Given task: In the listing below, locate the lines that hold the string "Spot". Copy those lines.

Task input:
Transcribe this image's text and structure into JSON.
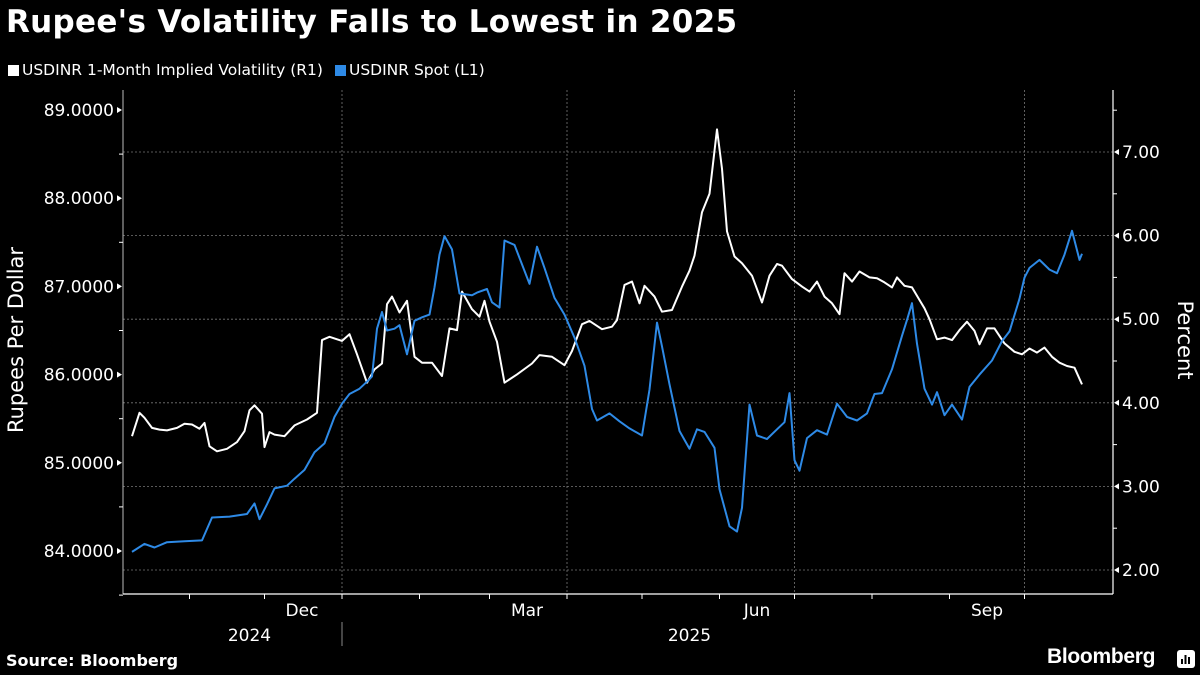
{
  "header": {
    "title": "Rupee's Volatility Falls to Lowest in 2025"
  },
  "legend": [
    {
      "label": "USDINR 1-Month Implied Volatility (R1)",
      "color": "#ffffff"
    },
    {
      "label": "USDINR Spot (L1)",
      "color": "#2e8ae6"
    }
  ],
  "footer": {
    "source": "Source: Bloomberg",
    "brand": "Bloomberg"
  },
  "chart_data": {
    "type": "line",
    "title": "Rupee's Volatility Falls to Lowest in 2025",
    "xlabel": "",
    "ylabel_left": "Rupees Per Dollar",
    "ylabel_right": "Percent",
    "ylim_left": [
      83.5,
      89.3
    ],
    "ylim_right": [
      1.7,
      7.7
    ],
    "yticks_left": [
      "84.0000",
      "85.0000",
      "86.0000",
      "87.0000",
      "88.0000",
      "89.0000"
    ],
    "yticks_right": [
      "2.00",
      "3.00",
      "4.00",
      "5.00",
      "6.00",
      "7.00"
    ],
    "xlim": [
      "2024-10-09",
      "2025-10-24"
    ],
    "x_month_labels": [
      {
        "label": "Dec",
        "date": "2024-12-16"
      },
      {
        "label": "Mar",
        "date": "2025-03-16"
      },
      {
        "label": "Jun",
        "date": "2025-06-16"
      },
      {
        "label": "Sep",
        "date": "2025-09-16"
      }
    ],
    "x_year_labels": [
      {
        "label": "2024",
        "date": "2024-11-25"
      },
      {
        "label": "2025",
        "date": "2025-05-20"
      }
    ],
    "grid": true,
    "legend_position": "top-left",
    "series": [
      {
        "name": "USDINR 1-Month Implied Volatility (R1)",
        "axis": "right",
        "color": "#ffffff",
        "points": [
          [
            "2024-10-09",
            3.6
          ],
          [
            "2024-10-12",
            3.88
          ],
          [
            "2024-10-14",
            3.82
          ],
          [
            "2024-10-17",
            3.7
          ],
          [
            "2024-10-20",
            3.68
          ],
          [
            "2024-10-23",
            3.67
          ],
          [
            "2024-10-27",
            3.7
          ],
          [
            "2024-10-30",
            3.75
          ],
          [
            "2024-11-02",
            3.74
          ],
          [
            "2024-11-05",
            3.69
          ],
          [
            "2024-11-07",
            3.76
          ],
          [
            "2024-11-09",
            3.48
          ],
          [
            "2024-11-12",
            3.42
          ],
          [
            "2024-11-16",
            3.45
          ],
          [
            "2024-11-20",
            3.53
          ],
          [
            "2024-11-23",
            3.66
          ],
          [
            "2024-11-25",
            3.91
          ],
          [
            "2024-11-27",
            3.97
          ],
          [
            "2024-11-30",
            3.87
          ],
          [
            "2024-12-01",
            3.47
          ],
          [
            "2024-12-03",
            3.65
          ],
          [
            "2024-12-05",
            3.62
          ],
          [
            "2024-12-09",
            3.6
          ],
          [
            "2024-12-13",
            3.73
          ],
          [
            "2024-12-18",
            3.8
          ],
          [
            "2024-12-22",
            3.88
          ],
          [
            "2024-12-24",
            4.75
          ],
          [
            "2024-12-27",
            4.79
          ],
          [
            "2025-01-01",
            4.74
          ],
          [
            "2025-01-04",
            4.82
          ],
          [
            "2025-01-07",
            4.58
          ],
          [
            "2025-01-11",
            4.24
          ],
          [
            "2025-01-14",
            4.4
          ],
          [
            "2025-01-17",
            4.47
          ],
          [
            "2025-01-19",
            5.18
          ],
          [
            "2025-01-21",
            5.27
          ],
          [
            "2025-01-24",
            5.08
          ],
          [
            "2025-01-27",
            5.22
          ],
          [
            "2025-01-30",
            4.55
          ],
          [
            "2025-02-02",
            4.48
          ],
          [
            "2025-02-06",
            4.48
          ],
          [
            "2025-02-10",
            4.32
          ],
          [
            "2025-02-13",
            4.89
          ],
          [
            "2025-02-16",
            4.87
          ],
          [
            "2025-02-18",
            5.33
          ],
          [
            "2025-02-22",
            5.12
          ],
          [
            "2025-02-25",
            5.03
          ],
          [
            "2025-02-27",
            5.22
          ],
          [
            "2025-03-01",
            4.97
          ],
          [
            "2025-03-04",
            4.73
          ],
          [
            "2025-03-07",
            4.24
          ],
          [
            "2025-03-12",
            4.34
          ],
          [
            "2025-03-18",
            4.47
          ],
          [
            "2025-03-21",
            4.57
          ],
          [
            "2025-03-26",
            4.55
          ],
          [
            "2025-03-31",
            4.45
          ],
          [
            "2025-04-03",
            4.62
          ],
          [
            "2025-04-07",
            4.94
          ],
          [
            "2025-04-10",
            4.98
          ],
          [
            "2025-04-15",
            4.88
          ],
          [
            "2025-04-19",
            4.91
          ],
          [
            "2025-04-21",
            4.99
          ],
          [
            "2025-04-24",
            5.41
          ],
          [
            "2025-04-27",
            5.45
          ],
          [
            "2025-04-30",
            5.19
          ],
          [
            "2025-05-02",
            5.4
          ],
          [
            "2025-05-06",
            5.27
          ],
          [
            "2025-05-09",
            5.09
          ],
          [
            "2025-05-13",
            5.11
          ],
          [
            "2025-05-17",
            5.39
          ],
          [
            "2025-05-20",
            5.58
          ],
          [
            "2025-05-22",
            5.76
          ],
          [
            "2025-05-25",
            6.28
          ],
          [
            "2025-05-28",
            6.5
          ],
          [
            "2025-05-31",
            7.27
          ],
          [
            "2025-06-02",
            6.8
          ],
          [
            "2025-06-04",
            6.05
          ],
          [
            "2025-06-07",
            5.75
          ],
          [
            "2025-06-10",
            5.67
          ],
          [
            "2025-06-14",
            5.52
          ],
          [
            "2025-06-18",
            5.2
          ],
          [
            "2025-06-21",
            5.52
          ],
          [
            "2025-06-24",
            5.66
          ],
          [
            "2025-06-26",
            5.64
          ],
          [
            "2025-06-30",
            5.48
          ],
          [
            "2025-07-04",
            5.39
          ],
          [
            "2025-07-07",
            5.33
          ],
          [
            "2025-07-10",
            5.45
          ],
          [
            "2025-07-13",
            5.27
          ],
          [
            "2025-07-16",
            5.19
          ],
          [
            "2025-07-19",
            5.06
          ],
          [
            "2025-07-21",
            5.55
          ],
          [
            "2025-07-24",
            5.45
          ],
          [
            "2025-07-27",
            5.57
          ],
          [
            "2025-07-31",
            5.5
          ],
          [
            "2025-08-03",
            5.49
          ],
          [
            "2025-08-06",
            5.44
          ],
          [
            "2025-08-09",
            5.38
          ],
          [
            "2025-08-11",
            5.5
          ],
          [
            "2025-08-14",
            5.4
          ],
          [
            "2025-08-17",
            5.38
          ],
          [
            "2025-08-20",
            5.23
          ],
          [
            "2025-08-22",
            5.13
          ],
          [
            "2025-08-24",
            5.0
          ],
          [
            "2025-08-27",
            4.76
          ],
          [
            "2025-08-30",
            4.78
          ],
          [
            "2025-09-02",
            4.75
          ],
          [
            "2025-09-05",
            4.87
          ],
          [
            "2025-09-08",
            4.97
          ],
          [
            "2025-09-11",
            4.86
          ],
          [
            "2025-09-13",
            4.7
          ],
          [
            "2025-09-16",
            4.89
          ],
          [
            "2025-09-19",
            4.89
          ],
          [
            "2025-09-23",
            4.71
          ],
          [
            "2025-09-27",
            4.61
          ],
          [
            "2025-09-30",
            4.58
          ],
          [
            "2025-10-03",
            4.65
          ],
          [
            "2025-10-06",
            4.6
          ],
          [
            "2025-10-09",
            4.66
          ],
          [
            "2025-10-12",
            4.55
          ],
          [
            "2025-10-15",
            4.48
          ],
          [
            "2025-10-18",
            4.44
          ],
          [
            "2025-10-21",
            4.42
          ],
          [
            "2025-10-24",
            4.22
          ]
        ]
      },
      {
        "name": "USDINR Spot (L1)",
        "axis": "left",
        "color": "#2e8ae6",
        "points": [
          [
            "2024-10-09",
            83.99
          ],
          [
            "2024-10-14",
            84.08
          ],
          [
            "2024-10-18",
            84.04
          ],
          [
            "2024-10-23",
            84.1
          ],
          [
            "2024-10-30",
            84.11
          ],
          [
            "2024-11-06",
            84.12
          ],
          [
            "2024-11-10",
            84.38
          ],
          [
            "2024-11-17",
            84.39
          ],
          [
            "2024-11-24",
            84.42
          ],
          [
            "2024-11-27",
            84.54
          ],
          [
            "2024-11-29",
            84.36
          ],
          [
            "2024-12-02",
            84.53
          ],
          [
            "2024-12-05",
            84.71
          ],
          [
            "2024-12-10",
            84.74
          ],
          [
            "2024-12-13",
            84.82
          ],
          [
            "2024-12-17",
            84.92
          ],
          [
            "2024-12-21",
            85.12
          ],
          [
            "2024-12-25",
            85.22
          ],
          [
            "2024-12-29",
            85.52
          ],
          [
            "2025-01-01",
            85.67
          ],
          [
            "2025-01-04",
            85.78
          ],
          [
            "2025-01-08",
            85.84
          ],
          [
            "2025-01-11",
            85.92
          ],
          [
            "2025-01-13",
            85.98
          ],
          [
            "2025-01-15",
            86.52
          ],
          [
            "2025-01-17",
            86.71
          ],
          [
            "2025-01-19",
            86.5
          ],
          [
            "2025-01-22",
            86.52
          ],
          [
            "2025-01-24",
            86.56
          ],
          [
            "2025-01-27",
            86.23
          ],
          [
            "2025-01-30",
            86.61
          ],
          [
            "2025-02-02",
            86.65
          ],
          [
            "2025-02-05",
            86.68
          ],
          [
            "2025-02-07",
            86.99
          ],
          [
            "2025-02-09",
            87.36
          ],
          [
            "2025-02-11",
            87.57
          ],
          [
            "2025-02-14",
            87.42
          ],
          [
            "2025-02-17",
            86.92
          ],
          [
            "2025-02-22",
            86.9
          ],
          [
            "2025-02-24",
            86.93
          ],
          [
            "2025-02-28",
            86.97
          ],
          [
            "2025-03-02",
            86.82
          ],
          [
            "2025-03-05",
            86.76
          ],
          [
            "2025-03-07",
            87.52
          ],
          [
            "2025-03-11",
            87.47
          ],
          [
            "2025-03-14",
            87.25
          ],
          [
            "2025-03-17",
            87.03
          ],
          [
            "2025-03-20",
            87.45
          ],
          [
            "2025-03-23",
            87.21
          ],
          [
            "2025-03-27",
            86.87
          ],
          [
            "2025-03-31",
            86.68
          ],
          [
            "2025-04-04",
            86.42
          ],
          [
            "2025-04-08",
            86.1
          ],
          [
            "2025-04-11",
            85.61
          ],
          [
            "2025-04-13",
            85.48
          ],
          [
            "2025-04-18",
            85.56
          ],
          [
            "2025-04-22",
            85.47
          ],
          [
            "2025-04-26",
            85.39
          ],
          [
            "2025-05-01",
            85.31
          ],
          [
            "2025-05-04",
            85.83
          ],
          [
            "2025-05-07",
            86.59
          ],
          [
            "2025-05-09",
            86.32
          ],
          [
            "2025-05-12",
            85.89
          ],
          [
            "2025-05-16",
            85.36
          ],
          [
            "2025-05-20",
            85.16
          ],
          [
            "2025-05-23",
            85.38
          ],
          [
            "2025-05-26",
            85.35
          ],
          [
            "2025-05-30",
            85.17
          ],
          [
            "2025-06-01",
            84.7
          ],
          [
            "2025-06-05",
            84.28
          ],
          [
            "2025-06-08",
            84.22
          ],
          [
            "2025-06-10",
            84.49
          ],
          [
            "2025-06-13",
            85.66
          ],
          [
            "2025-06-16",
            85.31
          ],
          [
            "2025-06-20",
            85.27
          ],
          [
            "2025-06-24",
            85.38
          ],
          [
            "2025-06-27",
            85.46
          ],
          [
            "2025-06-29",
            85.79
          ],
          [
            "2025-07-01",
            85.03
          ],
          [
            "2025-07-03",
            84.91
          ],
          [
            "2025-07-06",
            85.28
          ],
          [
            "2025-07-10",
            85.37
          ],
          [
            "2025-07-14",
            85.32
          ],
          [
            "2025-07-18",
            85.67
          ],
          [
            "2025-07-22",
            85.52
          ],
          [
            "2025-07-26",
            85.48
          ],
          [
            "2025-07-30",
            85.56
          ],
          [
            "2025-08-02",
            85.78
          ],
          [
            "2025-08-05",
            85.79
          ],
          [
            "2025-08-09",
            86.06
          ],
          [
            "2025-08-13",
            86.44
          ],
          [
            "2025-08-15",
            86.62
          ],
          [
            "2025-08-17",
            86.81
          ],
          [
            "2025-08-19",
            86.35
          ],
          [
            "2025-08-22",
            85.84
          ],
          [
            "2025-08-25",
            85.66
          ],
          [
            "2025-08-27",
            85.8
          ],
          [
            "2025-08-30",
            85.54
          ],
          [
            "2025-09-02",
            85.66
          ],
          [
            "2025-09-06",
            85.49
          ],
          [
            "2025-09-09",
            85.86
          ],
          [
            "2025-09-13",
            86.0
          ],
          [
            "2025-09-18",
            86.16
          ],
          [
            "2025-09-22",
            86.38
          ],
          [
            "2025-09-25",
            86.49
          ],
          [
            "2025-09-29",
            86.86
          ],
          [
            "2025-10-01",
            87.1
          ],
          [
            "2025-10-03",
            87.21
          ],
          [
            "2025-10-07",
            87.3
          ],
          [
            "2025-10-11",
            87.19
          ],
          [
            "2025-10-14",
            87.15
          ],
          [
            "2025-10-17",
            87.36
          ],
          [
            "2025-10-20",
            87.63
          ],
          [
            "2025-10-23",
            87.3
          ],
          [
            "2025-10-24",
            87.37
          ]
        ]
      }
    ]
  }
}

Solution for this problem:
      "label": "USDINR Spot (L1)",
        "name": "USDINR Spot (L1)",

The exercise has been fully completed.